## Requirement 1
Repeat the lines in the entries verbatim, from the line with "132, 177, 147]" up to and including the line with "111, 176, 246]".

## Reading passage

SIMPLE recovery model

The SIMPLE recovery model offers the simplest backup-and-restore strategy. Your transaction log is truncated at regular, frequent intervals. Therefore, only full database backups and differential backups are allowed. You get an error if you try to back up the log while in SIMPLE recovery mode. Because the log is not needed for backup purposes, sections of it can be reused as soon as all the transactions it contains are committed or rolled back, and the transactions are no longer needed for recovery from server or transaction failure.

Converting from SQL Server 7

Microsoft intended these recovery models to replace the select into/bulkcopy and trunc. log on chkpt. database options. Earlier versions of SQL Server required that the select into/bulkcopy option be set in order to perform a SELECT INTO or bulk copy operation. The trunc. log on chkpt. option forced your transaction log to be truncated every time a checkpoint occurred in the database. This option was recommended only for test or development systems, not for production servers. You can still set these options using the sp_dboption procedure, but not using the ALTER DATABASE command. However, in SQL Server 2000, changing either of these options using sp_dboption also changes your recovery mode, and changing your recovery mode changes the value of one or both of these options, as you'll see below. The recommended method for changing your database recovery mode is to use the ALTER DATABASE command:

 ALTER DATABASE <database_name> SET RECOVERY [FULL | BULK_LOGGED | SIMPLE]

To see what mode your database is in, you can use the DATABASEPROPERTYEX() property function:

 SELECT DATABASEPROPERTYEX('<database_name>', 'recovery')

As I just mentioned, you can change the recovery mode by changing the database options. For example, if your database is in FULL recovery mode and you change the select into/bulkcopy option to true, your database recovery mode automatically changes to BULK_LOGGED. Conversely, if you force the database back into FULL mode using ALTER DATABASE, the value of the select into/bulkcopy option changes automatically. In fact, sysdatabases doesn't record any special information for the recovery mode. The recovery mode is determined by the status bits for these two database options. If bit 3 in sysdatabases.status is set, the database has select into/bulkcopy enabled, and if bit 4 is set, the database has trunc. log on chkpt. enabled. Table 5-4 shows the relationship between the database options and the new recovery modes.

## Requirement 2
From the passage on SQL Server recovery models, print word for word the span from "SELECT DATABASEPROPERTYEX('<database_name>', 'recovery')" up to and including "new recovery modes.".

## Dataset rows
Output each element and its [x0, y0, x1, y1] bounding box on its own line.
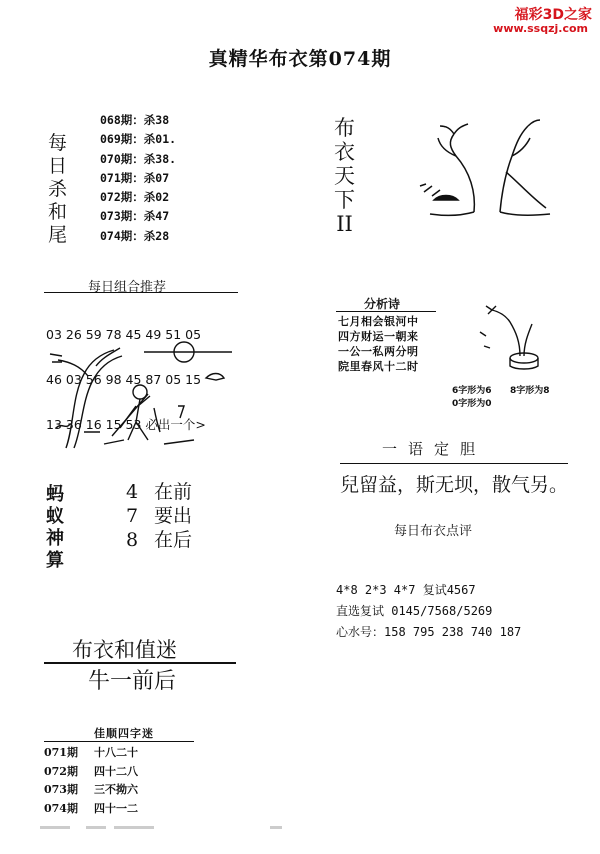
list-item: 069期：杀01.	[100, 132, 177, 147]
label-char: 日	[48, 155, 68, 177]
combo-title: 每日组合推荐	[88, 280, 167, 295]
ant-text: 在前	[154, 481, 193, 503]
ant-num: 7	[126, 505, 139, 527]
label-char: 杀	[48, 178, 68, 200]
ant-god-label	[46, 484, 64, 572]
daily-comment-list	[336, 580, 521, 643]
list-item: 068期：杀38	[100, 113, 170, 127]
label-char: 每	[48, 132, 68, 154]
daily-kill-list	[100, 111, 176, 246]
label-char: II	[336, 212, 353, 236]
list-item: 073期：杀47	[100, 209, 170, 224]
list-item: 074期：杀28	[100, 228, 170, 243]
analysis-poem	[338, 314, 419, 374]
label-char: 蚂	[46, 484, 64, 505]
list-item	[44, 800, 138, 819]
label-char: 衣	[334, 140, 355, 164]
ant-row	[126, 504, 192, 528]
list-item	[44, 781, 138, 800]
label-char: 下	[334, 188, 355, 212]
bonsai-illustration	[476, 302, 556, 374]
combo-row: 03 26 59 78 45 49 51 05	[46, 327, 202, 342]
ant-num: 4	[126, 481, 139, 503]
divider	[44, 292, 238, 293]
label-char: 蚁	[46, 506, 64, 527]
period: 074期	[44, 801, 78, 815]
combo-row: 46 03 56 98 45 87 05 15	[46, 372, 202, 387]
poem-line: 院里春风十二时	[338, 360, 419, 373]
value-riddle-answer: 牛一前后	[88, 669, 177, 694]
scan-artifact	[0, 818, 600, 838]
divider	[340, 463, 568, 464]
ant-num: 8	[126, 529, 139, 551]
site-url[interactable]: www.ssqzj.com	[493, 22, 588, 35]
label-char: 天	[334, 164, 355, 188]
four-char-list	[44, 744, 138, 818]
divider	[44, 741, 194, 742]
period: 071期	[44, 746, 78, 759]
poem-line: 一公一私两分明	[338, 345, 419, 358]
period: 072期	[44, 764, 78, 778]
poem-line: 四方财运一朝来	[338, 330, 419, 343]
shape-note: 8字形为8	[510, 386, 550, 396]
ant-row	[126, 528, 192, 552]
comment-line: 直选复试 0145/7568/5269	[336, 604, 493, 618]
one-word-title: 一语定胆	[382, 440, 487, 458]
list-item: 072期：杀02	[100, 190, 170, 205]
tree-illustration	[410, 112, 560, 224]
riddle-text: 三不拗六	[94, 783, 138, 796]
riddle-text: 十八二十	[94, 746, 138, 759]
four-char-title: 佳顺四字迷	[94, 727, 154, 740]
site-brand: 福彩3D之家	[514, 7, 592, 23]
one-word-text: 兒留益，斯无坝，散气另。	[340, 474, 569, 496]
combo-row: 13 36 16 15 53 必出一个>	[46, 417, 206, 432]
ant-god-rows	[126, 480, 192, 552]
page-title: 真精华布衣第074期	[208, 48, 392, 70]
riddle-text: 四十一二	[94, 801, 138, 815]
label-char: 算	[46, 550, 64, 571]
riddle-text: 四十二八	[94, 764, 138, 778]
poem-line: 七月相会银河中	[338, 315, 419, 328]
label-char: 和	[48, 201, 68, 223]
period: 073期	[44, 783, 78, 796]
buyi-tianxia-label	[334, 116, 355, 236]
comment-line: 心水号：158 795 238 740 187	[336, 625, 522, 639]
ant-row	[126, 480, 192, 504]
sweeper-illustration	[44, 336, 244, 454]
comment-line: 4*8 2*3 4*7 复试4567	[336, 583, 476, 597]
divider	[336, 311, 436, 312]
label-char: 尾	[48, 224, 68, 246]
list-item	[44, 744, 138, 763]
list-item: 071期：杀07	[100, 170, 170, 185]
ant-text: 在后	[154, 529, 193, 551]
ant-text: 要出	[154, 505, 193, 527]
shape-note: 6字形为6	[452, 386, 492, 396]
list-item: 070期：杀38.	[100, 151, 177, 166]
analysis-poem-title: 分析诗	[364, 297, 401, 311]
daily-kill-label	[48, 132, 67, 247]
label-char: 布	[334, 116, 355, 140]
list-item	[44, 763, 138, 782]
shape-note: 0字形为0	[452, 399, 492, 409]
label-char: 神	[46, 528, 64, 549]
value-riddle-heading: 布衣和值迷	[72, 638, 177, 662]
daily-comment-title: 每日布衣点评	[394, 524, 473, 539]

## Expected output 1
list-item: 069期：杀01.	[100, 132, 177, 147]
label-char: 日	[48, 155, 68, 177]
combo-title: 每日组合推荐	[88, 280, 167, 295]
ant-text: 在前	[154, 481, 193, 503]
ant-num: 7	[126, 505, 139, 527]
label-char: 杀	[48, 178, 68, 200]
ant-god-label	[46, 484, 64, 572]
daily-comment-list	[336, 580, 521, 643]
list-item: 068期：杀38	[100, 113, 170, 127]
label-char: 每	[48, 132, 68, 154]
daily-kill-list	[100, 111, 176, 246]

## Expected output 2
SELECT DATABASEPROPERTYEX('<database_name>', 'recovery')

As I just mentioned, you can change the recovery mode by changing the database options. For example, if your database is in FULL recovery mode and you change the select into/bulkcopy option to true, your database recovery mode automatically changes to BULK_LOGGED. Conversely, if you force the database back into FULL mode using ALTER DATABASE, the value of the select into/bulkcopy option changes automatically. In fact, sysdatabases doesn't record any special information for the recovery mode. The recovery mode is determined by the status bits for these two database options. If bit 3 in sysdatabases.status is set, the database has select into/bulkcopy enabled, and if bit 4 is set, the database has trunc. log on chkpt. enabled. Table 5-4 shows the relationship between the database options and the new recovery modes.